Records to process ▸
* * *

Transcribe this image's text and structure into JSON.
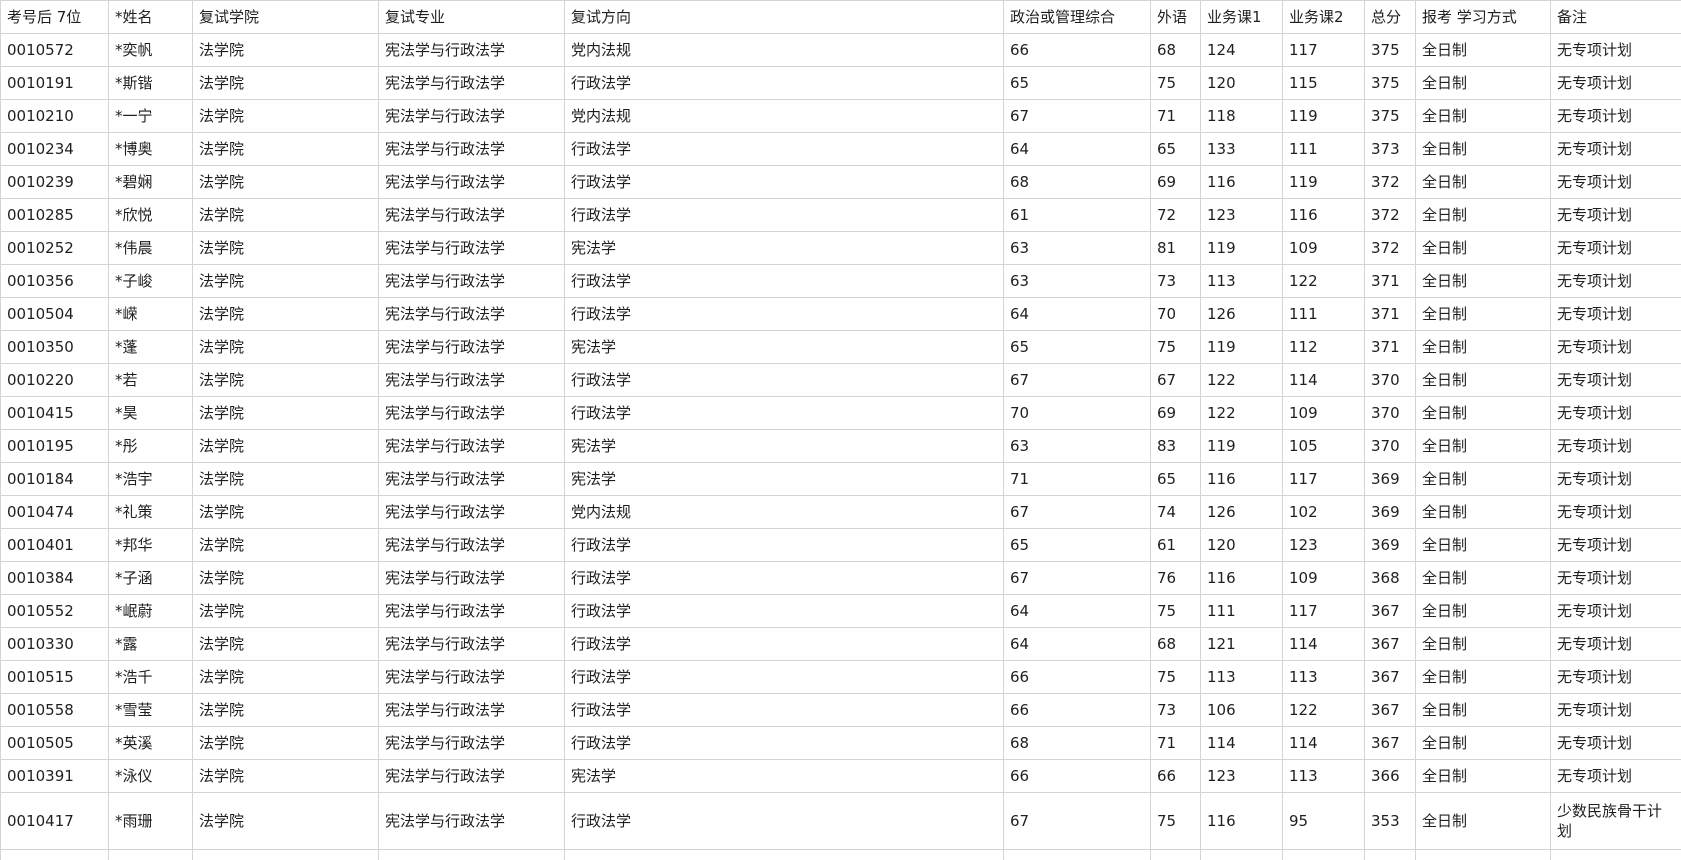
{
  "headers": [
    "考号后 7位",
    "*姓名",
    "复试学院",
    "复试专业",
    "复试方向",
    "政治或管理综合",
    "外语",
    "业务课1",
    "业务课2",
    "总分",
    "报考 学习方式",
    "备注"
  ],
  "rows": [
    [
      "0010572",
      "*奕帆",
      "法学院",
      "宪法学与行政法学",
      "党内法规",
      "66",
      "68",
      "124",
      "117",
      "375",
      "全日制",
      "无专项计划"
    ],
    [
      "0010191",
      "*斯锴",
      "法学院",
      "宪法学与行政法学",
      "行政法学",
      "65",
      "75",
      "120",
      "115",
      "375",
      "全日制",
      "无专项计划"
    ],
    [
      "0010210",
      "*一宁",
      "法学院",
      "宪法学与行政法学",
      "党内法规",
      "67",
      "71",
      "118",
      "119",
      "375",
      "全日制",
      "无专项计划"
    ],
    [
      "0010234",
      "*博奥",
      "法学院",
      "宪法学与行政法学",
      "行政法学",
      "64",
      "65",
      "133",
      "111",
      "373",
      "全日制",
      "无专项计划"
    ],
    [
      "0010239",
      "*碧娴",
      "法学院",
      "宪法学与行政法学",
      "行政法学",
      "68",
      "69",
      "116",
      "119",
      "372",
      "全日制",
      "无专项计划"
    ],
    [
      "0010285",
      "*欣悦",
      "法学院",
      "宪法学与行政法学",
      "行政法学",
      "61",
      "72",
      "123",
      "116",
      "372",
      "全日制",
      "无专项计划"
    ],
    [
      "0010252",
      "*伟晨",
      "法学院",
      "宪法学与行政法学",
      "宪法学",
      "63",
      "81",
      "119",
      "109",
      "372",
      "全日制",
      "无专项计划"
    ],
    [
      "0010356",
      "*子峻",
      "法学院",
      "宪法学与行政法学",
      "行政法学",
      "63",
      "73",
      "113",
      "122",
      "371",
      "全日制",
      "无专项计划"
    ],
    [
      "0010504",
      "*嵘",
      "法学院",
      "宪法学与行政法学",
      "行政法学",
      "64",
      "70",
      "126",
      "111",
      "371",
      "全日制",
      "无专项计划"
    ],
    [
      "0010350",
      "*蓬",
      "法学院",
      "宪法学与行政法学",
      "宪法学",
      "65",
      "75",
      "119",
      "112",
      "371",
      "全日制",
      "无专项计划"
    ],
    [
      "0010220",
      "*若",
      "法学院",
      "宪法学与行政法学",
      "行政法学",
      "67",
      "67",
      "122",
      "114",
      "370",
      "全日制",
      "无专项计划"
    ],
    [
      "0010415",
      "*昊",
      "法学院",
      "宪法学与行政法学",
      "行政法学",
      "70",
      "69",
      "122",
      "109",
      "370",
      "全日制",
      "无专项计划"
    ],
    [
      "0010195",
      "*彤",
      "法学院",
      "宪法学与行政法学",
      "宪法学",
      "63",
      "83",
      "119",
      "105",
      "370",
      "全日制",
      "无专项计划"
    ],
    [
      "0010184",
      "*浩宇",
      "法学院",
      "宪法学与行政法学",
      "宪法学",
      "71",
      "65",
      "116",
      "117",
      "369",
      "全日制",
      "无专项计划"
    ],
    [
      "0010474",
      "*礼策",
      "法学院",
      "宪法学与行政法学",
      "党内法规",
      "67",
      "74",
      "126",
      "102",
      "369",
      "全日制",
      "无专项计划"
    ],
    [
      "0010401",
      "*邦华",
      "法学院",
      "宪法学与行政法学",
      "行政法学",
      "65",
      "61",
      "120",
      "123",
      "369",
      "全日制",
      "无专项计划"
    ],
    [
      "0010384",
      "*子涵",
      "法学院",
      "宪法学与行政法学",
      "行政法学",
      "67",
      "76",
      "116",
      "109",
      "368",
      "全日制",
      "无专项计划"
    ],
    [
      "0010552",
      "*岷蔚",
      "法学院",
      "宪法学与行政法学",
      "行政法学",
      "64",
      "75",
      "111",
      "117",
      "367",
      "全日制",
      "无专项计划"
    ],
    [
      "0010330",
      "*露",
      "法学院",
      "宪法学与行政法学",
      "行政法学",
      "64",
      "68",
      "121",
      "114",
      "367",
      "全日制",
      "无专项计划"
    ],
    [
      "0010515",
      "*浩千",
      "法学院",
      "宪法学与行政法学",
      "行政法学",
      "66",
      "75",
      "113",
      "113",
      "367",
      "全日制",
      "无专项计划"
    ],
    [
      "0010558",
      "*雪莹",
      "法学院",
      "宪法学与行政法学",
      "行政法学",
      "66",
      "73",
      "106",
      "122",
      "367",
      "全日制",
      "无专项计划"
    ],
    [
      "0010505",
      "*英溪",
      "法学院",
      "宪法学与行政法学",
      "行政法学",
      "68",
      "71",
      "114",
      "114",
      "367",
      "全日制",
      "无专项计划"
    ],
    [
      "0010391",
      "*泳仪",
      "法学院",
      "宪法学与行政法学",
      "宪法学",
      "66",
      "66",
      "123",
      "113",
      "366",
      "全日制",
      "无专项计划"
    ],
    [
      "0010417",
      "*雨珊",
      "法学院",
      "宪法学与行政法学",
      "行政法学",
      "67",
      "75",
      "116",
      "95",
      "353",
      "全日制",
      "少数民族骨干计划"
    ]
  ]
}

* * *

What you have to do ▸ What you return should match the records above word for word, minus the pictures.

Response ▸
Transcribe this image's text and structure into JSON.
{
  "headers": [
    "考号后 7位",
    "*姓名",
    "复试学院",
    "复试专业",
    "复试方向",
    "政治或管理综合",
    "外语",
    "业务课1",
    "业务课2",
    "总分",
    "报考 学习方式",
    "备注"
  ],
  "rows": [
    [
      "0010572",
      "*奕帆",
      "法学院",
      "宪法学与行政法学",
      "党内法规",
      "66",
      "68",
      "124",
      "117",
      "375",
      "全日制",
      "无专项计划"
    ],
    [
      "0010191",
      "*斯锴",
      "法学院",
      "宪法学与行政法学",
      "行政法学",
      "65",
      "75",
      "120",
      "115",
      "375",
      "全日制",
      "无专项计划"
    ],
    [
      "0010210",
      "*一宁",
      "法学院",
      "宪法学与行政法学",
      "党内法规",
      "67",
      "71",
      "118",
      "119",
      "375",
      "全日制",
      "无专项计划"
    ],
    [
      "0010234",
      "*博奥",
      "法学院",
      "宪法学与行政法学",
      "行政法学",
      "64",
      "65",
      "133",
      "111",
      "373",
      "全日制",
      "无专项计划"
    ],
    [
      "0010239",
      "*碧娴",
      "法学院",
      "宪法学与行政法学",
      "行政法学",
      "68",
      "69",
      "116",
      "119",
      "372",
      "全日制",
      "无专项计划"
    ],
    [
      "0010285",
      "*欣悦",
      "法学院",
      "宪法学与行政法学",
      "行政法学",
      "61",
      "72",
      "123",
      "116",
      "372",
      "全日制",
      "无专项计划"
    ],
    [
      "0010252",
      "*伟晨",
      "法学院",
      "宪法学与行政法学",
      "宪法学",
      "63",
      "81",
      "119",
      "109",
      "372",
      "全日制",
      "无专项计划"
    ],
    [
      "0010356",
      "*子峻",
      "法学院",
      "宪法学与行政法学",
      "行政法学",
      "63",
      "73",
      "113",
      "122",
      "371",
      "全日制",
      "无专项计划"
    ],
    [
      "0010504",
      "*嵘",
      "法学院",
      "宪法学与行政法学",
      "行政法学",
      "64",
      "70",
      "126",
      "111",
      "371",
      "全日制",
      "无专项计划"
    ],
    [
      "0010350",
      "*蓬",
      "法学院",
      "宪法学与行政法学",
      "宪法学",
      "65",
      "75",
      "119",
      "112",
      "371",
      "全日制",
      "无专项计划"
    ],
    [
      "0010220",
      "*若",
      "法学院",
      "宪法学与行政法学",
      "行政法学",
      "67",
      "67",
      "122",
      "114",
      "370",
      "全日制",
      "无专项计划"
    ],
    [
      "0010415",
      "*昊",
      "法学院",
      "宪法学与行政法学",
      "行政法学",
      "70",
      "69",
      "122",
      "109",
      "370",
      "全日制",
      "无专项计划"
    ],
    [
      "0010195",
      "*彤",
      "法学院",
      "宪法学与行政法学",
      "宪法学",
      "63",
      "83",
      "119",
      "105",
      "370",
      "全日制",
      "无专项计划"
    ],
    [
      "0010184",
      "*浩宇",
      "法学院",
      "宪法学与行政法学",
      "宪法学",
      "71",
      "65",
      "116",
      "117",
      "369",
      "全日制",
      "无专项计划"
    ],
    [
      "0010474",
      "*礼策",
      "法学院",
      "宪法学与行政法学",
      "党内法规",
      "67",
      "74",
      "126",
      "102",
      "369",
      "全日制",
      "无专项计划"
    ],
    [
      "0010401",
      "*邦华",
      "法学院",
      "宪法学与行政法学",
      "行政法学",
      "65",
      "61",
      "120",
      "123",
      "369",
      "全日制",
      "无专项计划"
    ],
    [
      "0010384",
      "*子涵",
      "法学院",
      "宪法学与行政法学",
      "行政法学",
      "67",
      "76",
      "116",
      "109",
      "368",
      "全日制",
      "无专项计划"
    ],
    [
      "0010552",
      "*岷蔚",
      "法学院",
      "宪法学与行政法学",
      "行政法学",
      "64",
      "75",
      "111",
      "117",
      "367",
      "全日制",
      "无专项计划"
    ],
    [
      "0010330",
      "*露",
      "法学院",
      "宪法学与行政法学",
      "行政法学",
      "64",
      "68",
      "121",
      "114",
      "367",
      "全日制",
      "无专项计划"
    ],
    [
      "0010515",
      "*浩千",
      "法学院",
      "宪法学与行政法学",
      "行政法学",
      "66",
      "75",
      "113",
      "113",
      "367",
      "全日制",
      "无专项计划"
    ],
    [
      "0010558",
      "*雪莹",
      "法学院",
      "宪法学与行政法学",
      "行政法学",
      "66",
      "73",
      "106",
      "122",
      "367",
      "全日制",
      "无专项计划"
    ],
    [
      "0010505",
      "*英溪",
      "法学院",
      "宪法学与行政法学",
      "行政法学",
      "68",
      "71",
      "114",
      "114",
      "367",
      "全日制",
      "无专项计划"
    ],
    [
      "0010391",
      "*泳仪",
      "法学院",
      "宪法学与行政法学",
      "宪法学",
      "66",
      "66",
      "123",
      "113",
      "366",
      "全日制",
      "无专项计划"
    ],
    [
      "0010417",
      "*雨珊",
      "法学院",
      "宪法学与行政法学",
      "行政法学",
      "67",
      "75",
      "116",
      "95",
      "353",
      "全日制",
      "少数民族骨干计划"
    ]
  ]
}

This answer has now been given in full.